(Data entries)
-- BEGIN --

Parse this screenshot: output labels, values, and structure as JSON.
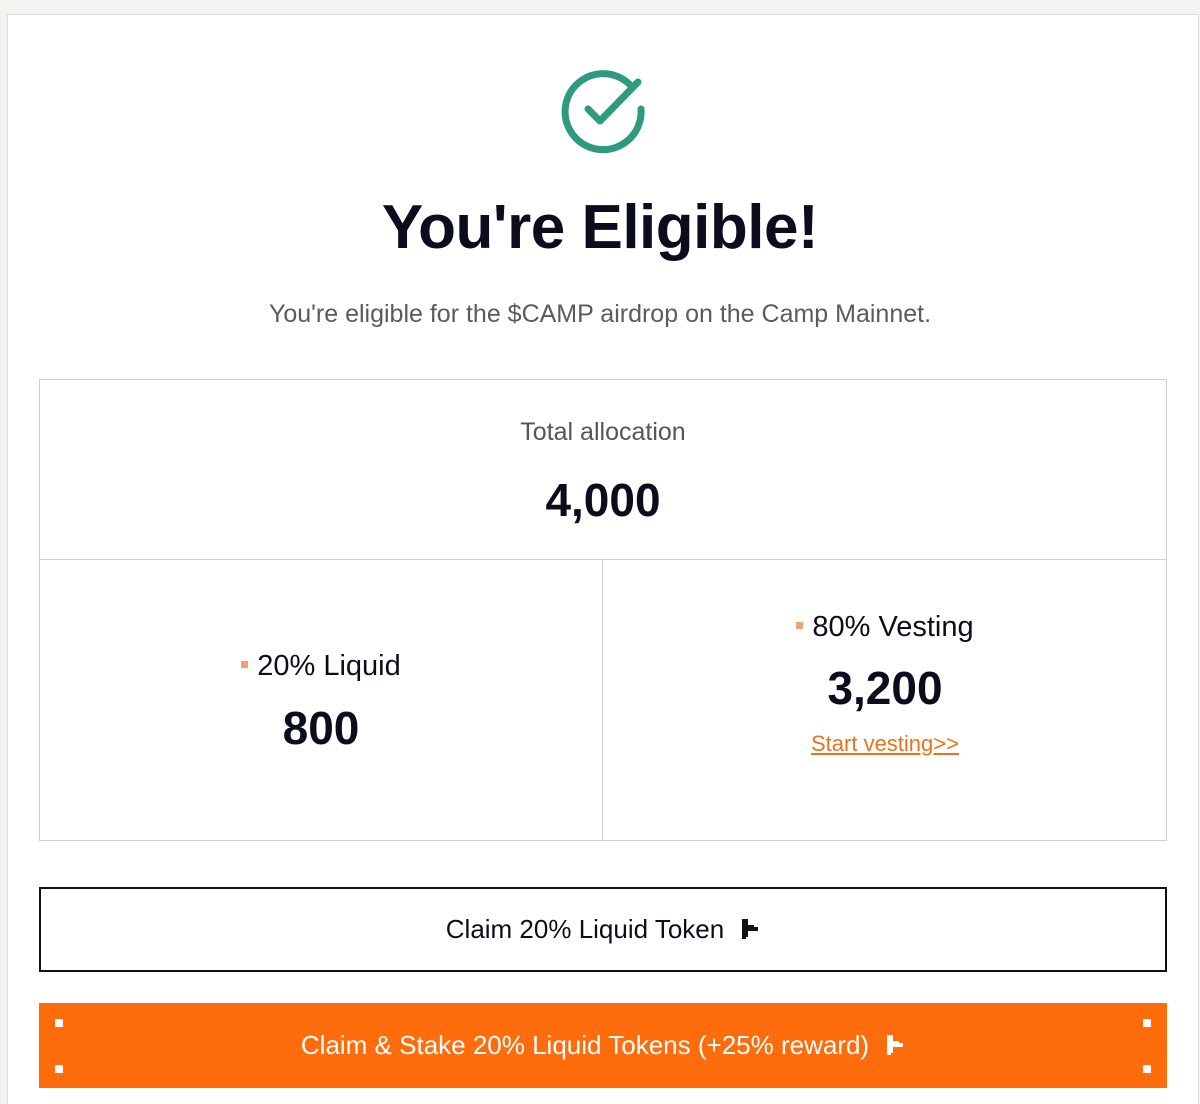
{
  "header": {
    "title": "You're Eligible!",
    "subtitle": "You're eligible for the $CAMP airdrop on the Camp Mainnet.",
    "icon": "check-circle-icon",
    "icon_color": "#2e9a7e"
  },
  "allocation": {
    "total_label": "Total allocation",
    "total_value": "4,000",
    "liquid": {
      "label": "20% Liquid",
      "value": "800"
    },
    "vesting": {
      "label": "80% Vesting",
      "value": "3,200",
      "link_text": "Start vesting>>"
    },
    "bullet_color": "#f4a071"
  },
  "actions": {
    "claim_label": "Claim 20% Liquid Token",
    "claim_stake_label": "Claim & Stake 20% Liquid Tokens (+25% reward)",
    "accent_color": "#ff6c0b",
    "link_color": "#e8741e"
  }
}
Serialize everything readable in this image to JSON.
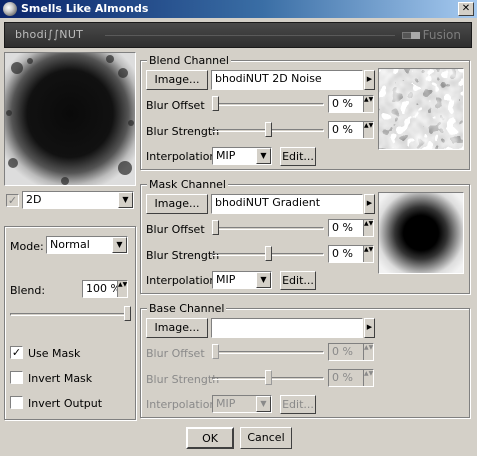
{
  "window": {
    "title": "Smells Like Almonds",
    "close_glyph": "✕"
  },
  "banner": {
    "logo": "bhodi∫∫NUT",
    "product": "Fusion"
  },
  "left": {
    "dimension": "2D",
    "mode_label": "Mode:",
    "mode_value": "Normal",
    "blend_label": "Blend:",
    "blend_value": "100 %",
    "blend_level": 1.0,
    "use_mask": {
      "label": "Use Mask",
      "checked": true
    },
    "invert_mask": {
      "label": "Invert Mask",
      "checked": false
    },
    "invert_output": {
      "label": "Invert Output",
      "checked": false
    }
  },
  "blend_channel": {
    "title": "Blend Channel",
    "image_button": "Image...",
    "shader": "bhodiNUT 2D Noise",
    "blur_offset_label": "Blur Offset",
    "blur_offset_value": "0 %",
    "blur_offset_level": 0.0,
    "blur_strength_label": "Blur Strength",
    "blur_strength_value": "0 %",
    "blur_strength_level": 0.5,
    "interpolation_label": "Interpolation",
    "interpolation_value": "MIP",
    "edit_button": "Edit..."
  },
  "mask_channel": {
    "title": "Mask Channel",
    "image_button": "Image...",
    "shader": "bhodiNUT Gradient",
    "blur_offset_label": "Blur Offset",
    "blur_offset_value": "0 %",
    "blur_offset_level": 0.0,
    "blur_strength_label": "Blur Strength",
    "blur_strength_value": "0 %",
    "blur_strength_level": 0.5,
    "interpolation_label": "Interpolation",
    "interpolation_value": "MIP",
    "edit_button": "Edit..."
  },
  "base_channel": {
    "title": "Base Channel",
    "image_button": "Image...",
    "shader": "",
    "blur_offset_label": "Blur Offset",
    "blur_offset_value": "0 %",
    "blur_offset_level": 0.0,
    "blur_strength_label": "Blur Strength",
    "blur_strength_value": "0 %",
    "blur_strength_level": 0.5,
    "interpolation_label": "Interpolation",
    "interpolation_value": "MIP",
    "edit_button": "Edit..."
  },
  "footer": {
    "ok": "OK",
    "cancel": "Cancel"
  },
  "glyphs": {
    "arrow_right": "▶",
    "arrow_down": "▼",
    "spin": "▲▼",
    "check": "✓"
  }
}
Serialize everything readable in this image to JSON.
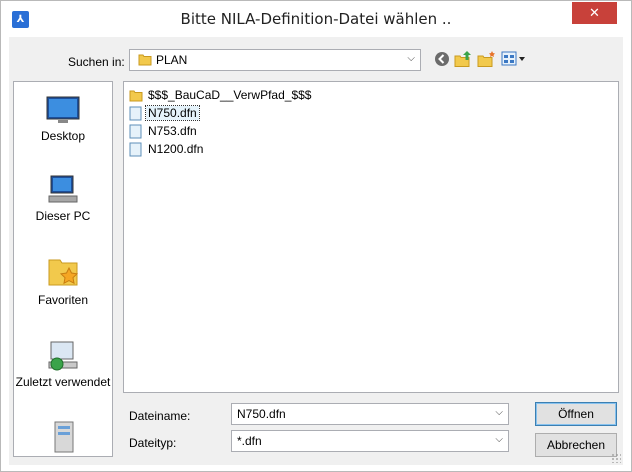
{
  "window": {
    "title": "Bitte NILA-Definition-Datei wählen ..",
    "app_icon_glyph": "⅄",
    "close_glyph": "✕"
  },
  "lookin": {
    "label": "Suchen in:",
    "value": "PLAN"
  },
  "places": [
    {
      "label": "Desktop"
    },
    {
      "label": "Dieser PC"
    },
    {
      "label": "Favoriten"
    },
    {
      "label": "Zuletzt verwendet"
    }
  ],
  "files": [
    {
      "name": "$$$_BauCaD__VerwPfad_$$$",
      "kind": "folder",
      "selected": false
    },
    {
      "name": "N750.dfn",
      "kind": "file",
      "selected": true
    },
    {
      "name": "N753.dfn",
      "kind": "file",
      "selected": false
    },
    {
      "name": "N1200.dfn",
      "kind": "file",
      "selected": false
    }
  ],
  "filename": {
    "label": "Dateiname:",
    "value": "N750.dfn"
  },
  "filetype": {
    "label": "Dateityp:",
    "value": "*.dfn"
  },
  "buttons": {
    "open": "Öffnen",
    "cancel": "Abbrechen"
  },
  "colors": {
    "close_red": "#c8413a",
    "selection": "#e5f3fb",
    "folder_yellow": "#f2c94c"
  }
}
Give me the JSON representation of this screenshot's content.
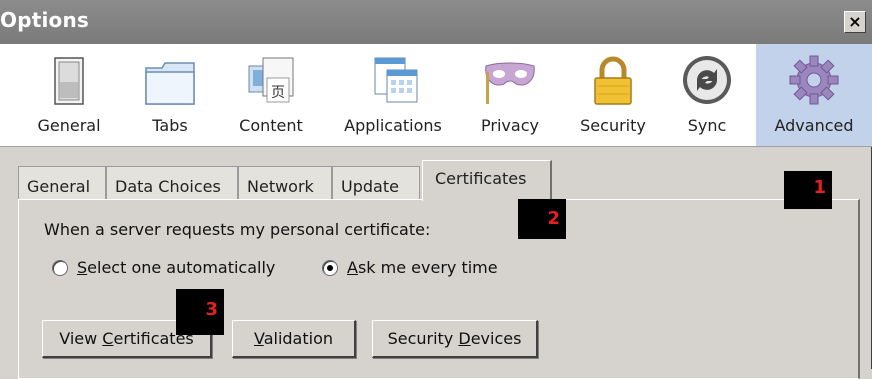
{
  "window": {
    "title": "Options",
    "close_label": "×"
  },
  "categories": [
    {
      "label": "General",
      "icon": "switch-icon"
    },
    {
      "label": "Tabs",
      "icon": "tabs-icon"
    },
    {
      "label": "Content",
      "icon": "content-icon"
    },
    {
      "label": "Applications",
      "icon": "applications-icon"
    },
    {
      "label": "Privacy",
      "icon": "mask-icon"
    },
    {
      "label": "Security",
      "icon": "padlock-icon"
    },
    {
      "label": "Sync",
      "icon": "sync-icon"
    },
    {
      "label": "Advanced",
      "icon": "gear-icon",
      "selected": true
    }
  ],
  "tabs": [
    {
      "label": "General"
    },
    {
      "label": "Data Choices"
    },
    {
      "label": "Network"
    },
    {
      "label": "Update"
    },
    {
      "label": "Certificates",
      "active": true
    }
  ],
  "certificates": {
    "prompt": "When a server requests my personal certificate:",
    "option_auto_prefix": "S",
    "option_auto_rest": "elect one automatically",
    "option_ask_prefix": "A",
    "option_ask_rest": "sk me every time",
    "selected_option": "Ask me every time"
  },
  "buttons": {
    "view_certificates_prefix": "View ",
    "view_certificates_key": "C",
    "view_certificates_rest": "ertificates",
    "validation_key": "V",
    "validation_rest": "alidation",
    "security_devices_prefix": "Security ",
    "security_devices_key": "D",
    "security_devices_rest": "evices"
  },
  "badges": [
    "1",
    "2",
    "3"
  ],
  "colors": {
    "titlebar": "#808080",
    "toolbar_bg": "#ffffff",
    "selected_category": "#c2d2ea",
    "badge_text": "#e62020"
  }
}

-- END --

__DIRECTIONS__:
Reproduce the material word for word, minus the images.

__FINAL ANSWER__:
Parse this screenshot: output labels, values, and structure as JSON.
{
  "header": {
    "title": "You're Eligible!",
    "subtitle": "You're eligible for the $CAMP airdrop on the Camp Mainnet.",
    "icon": "check-circle-icon",
    "icon_color": "#2e9a7e"
  },
  "allocation": {
    "total_label": "Total allocation",
    "total_value": "4,000",
    "liquid": {
      "label": "20% Liquid",
      "value": "800"
    },
    "vesting": {
      "label": "80% Vesting",
      "value": "3,200",
      "link_text": "Start vesting>>"
    },
    "bullet_color": "#f4a071"
  },
  "actions": {
    "claim_label": "Claim 20% Liquid Token",
    "claim_stake_label": "Claim & Stake 20% Liquid Tokens (+25% reward)",
    "accent_color": "#ff6c0b",
    "link_color": "#e8741e"
  }
}
Serialize everything readable in this image to JSON.
{
  "window": {
    "title": "Smells Like Almonds",
    "close_glyph": "✕"
  },
  "banner": {
    "logo": "bhodi∫∫NUT",
    "product": "Fusion"
  },
  "left": {
    "dimension": "2D",
    "mode_label": "Mode:",
    "mode_value": "Normal",
    "blend_label": "Blend:",
    "blend_value": "100 %",
    "blend_level": 1.0,
    "use_mask": {
      "label": "Use Mask",
      "checked": true
    },
    "invert_mask": {
      "label": "Invert Mask",
      "checked": false
    },
    "invert_output": {
      "label": "Invert Output",
      "checked": false
    }
  },
  "blend_channel": {
    "title": "Blend Channel",
    "image_button": "Image...",
    "shader": "bhodiNUT 2D Noise",
    "blur_offset_label": "Blur Offset",
    "blur_offset_value": "0 %",
    "blur_offset_level": 0.0,
    "blur_strength_label": "Blur Strength",
    "blur_strength_value": "0 %",
    "blur_strength_level": 0.5,
    "interpolation_label": "Interpolation",
    "interpolation_value": "MIP",
    "edit_button": "Edit..."
  },
  "mask_channel": {
    "title": "Mask Channel",
    "image_button": "Image...",
    "shader": "bhodiNUT Gradient",
    "blur_offset_label": "Blur Offset",
    "blur_offset_value": "0 %",
    "blur_offset_level": 0.0,
    "blur_strength_label": "Blur Strength",
    "blur_strength_value": "0 %",
    "blur_strength_level": 0.5,
    "interpolation_label": "Interpolation",
    "interpolation_value": "MIP",
    "edit_button": "Edit..."
  },
  "base_channel": {
    "title": "Base Channel",
    "image_button": "Image...",
    "shader": "",
    "blur_offset_label": "Blur Offset",
    "blur_offset_value": "0 %",
    "blur_offset_level": 0.0,
    "blur_strength_label": "Blur Strength",
    "blur_strength_value": "0 %",
    "blur_strength_level": 0.5,
    "interpolation_label": "Interpolation",
    "interpolation_value": "MIP",
    "edit_button": "Edit..."
  },
  "footer": {
    "ok": "OK",
    "cancel": "Cancel"
  },
  "glyphs": {
    "arrow_right": "▶",
    "arrow_down": "▼",
    "spin": "▲▼",
    "check": "✓"
  }
}
Serialize everything readable in this image to JSON.
{
  "window": {
    "title": "Bitte NILA-Definition-Datei wählen ..",
    "app_icon_glyph": "⅄",
    "close_glyph": "✕"
  },
  "lookin": {
    "label": "Suchen in:",
    "value": "PLAN"
  },
  "places": [
    {
      "label": "Desktop"
    },
    {
      "label": "Dieser PC"
    },
    {
      "label": "Favoriten"
    },
    {
      "label": "Zuletzt verwendet"
    }
  ],
  "files": [
    {
      "name": "$$$_BauCaD__VerwPfad_$$$",
      "kind": "folder",
      "selected": false
    },
    {
      "name": "N750.dfn",
      "kind": "file",
      "selected": true
    },
    {
      "name": "N753.dfn",
      "kind": "file",
      "selected": false
    },
    {
      "name": "N1200.dfn",
      "kind": "file",
      "selected": false
    }
  ],
  "filename": {
    "label": "Dateiname:",
    "value": "N750.dfn"
  },
  "filetype": {
    "label": "Dateityp:",
    "value": "*.dfn"
  },
  "buttons": {
    "open": "Öffnen",
    "cancel": "Abbrechen"
  },
  "colors": {
    "close_red": "#c8413a",
    "selection": "#e5f3fb",
    "folder_yellow": "#f2c94c"
  }
}
Give me the JSON representation of this screenshot's content.
{
  "window": {
    "title": "Options",
    "close_label": "×"
  },
  "categories": [
    {
      "label": "General",
      "icon": "switch-icon"
    },
    {
      "label": "Tabs",
      "icon": "tabs-icon"
    },
    {
      "label": "Content",
      "icon": "content-icon"
    },
    {
      "label": "Applications",
      "icon": "applications-icon"
    },
    {
      "label": "Privacy",
      "icon": "mask-icon"
    },
    {
      "label": "Security",
      "icon": "padlock-icon"
    },
    {
      "label": "Sync",
      "icon": "sync-icon"
    },
    {
      "label": "Advanced",
      "icon": "gear-icon",
      "selected": true
    }
  ],
  "tabs": [
    {
      "label": "General"
    },
    {
      "label": "Data Choices"
    },
    {
      "label": "Network"
    },
    {
      "label": "Update"
    },
    {
      "label": "Certificates",
      "active": true
    }
  ],
  "certificates": {
    "prompt": "When a server requests my personal certificate:",
    "option_auto_prefix": "S",
    "option_auto_rest": "elect one automatically",
    "option_ask_prefix": "A",
    "option_ask_rest": "sk me every time",
    "selected_option": "Ask me every time"
  },
  "buttons": {
    "view_certificates_prefix": "View ",
    "view_certificates_key": "C",
    "view_certificates_rest": "ertificates",
    "validation_key": "V",
    "validation_rest": "alidation",
    "security_devices_prefix": "Security ",
    "security_devices_key": "D",
    "security_devices_rest": "evices"
  },
  "badges": [
    "1",
    "2",
    "3"
  ],
  "colors": {
    "titlebar": "#808080",
    "toolbar_bg": "#ffffff",
    "selected_category": "#c2d2ea",
    "badge_text": "#e62020"
  }
}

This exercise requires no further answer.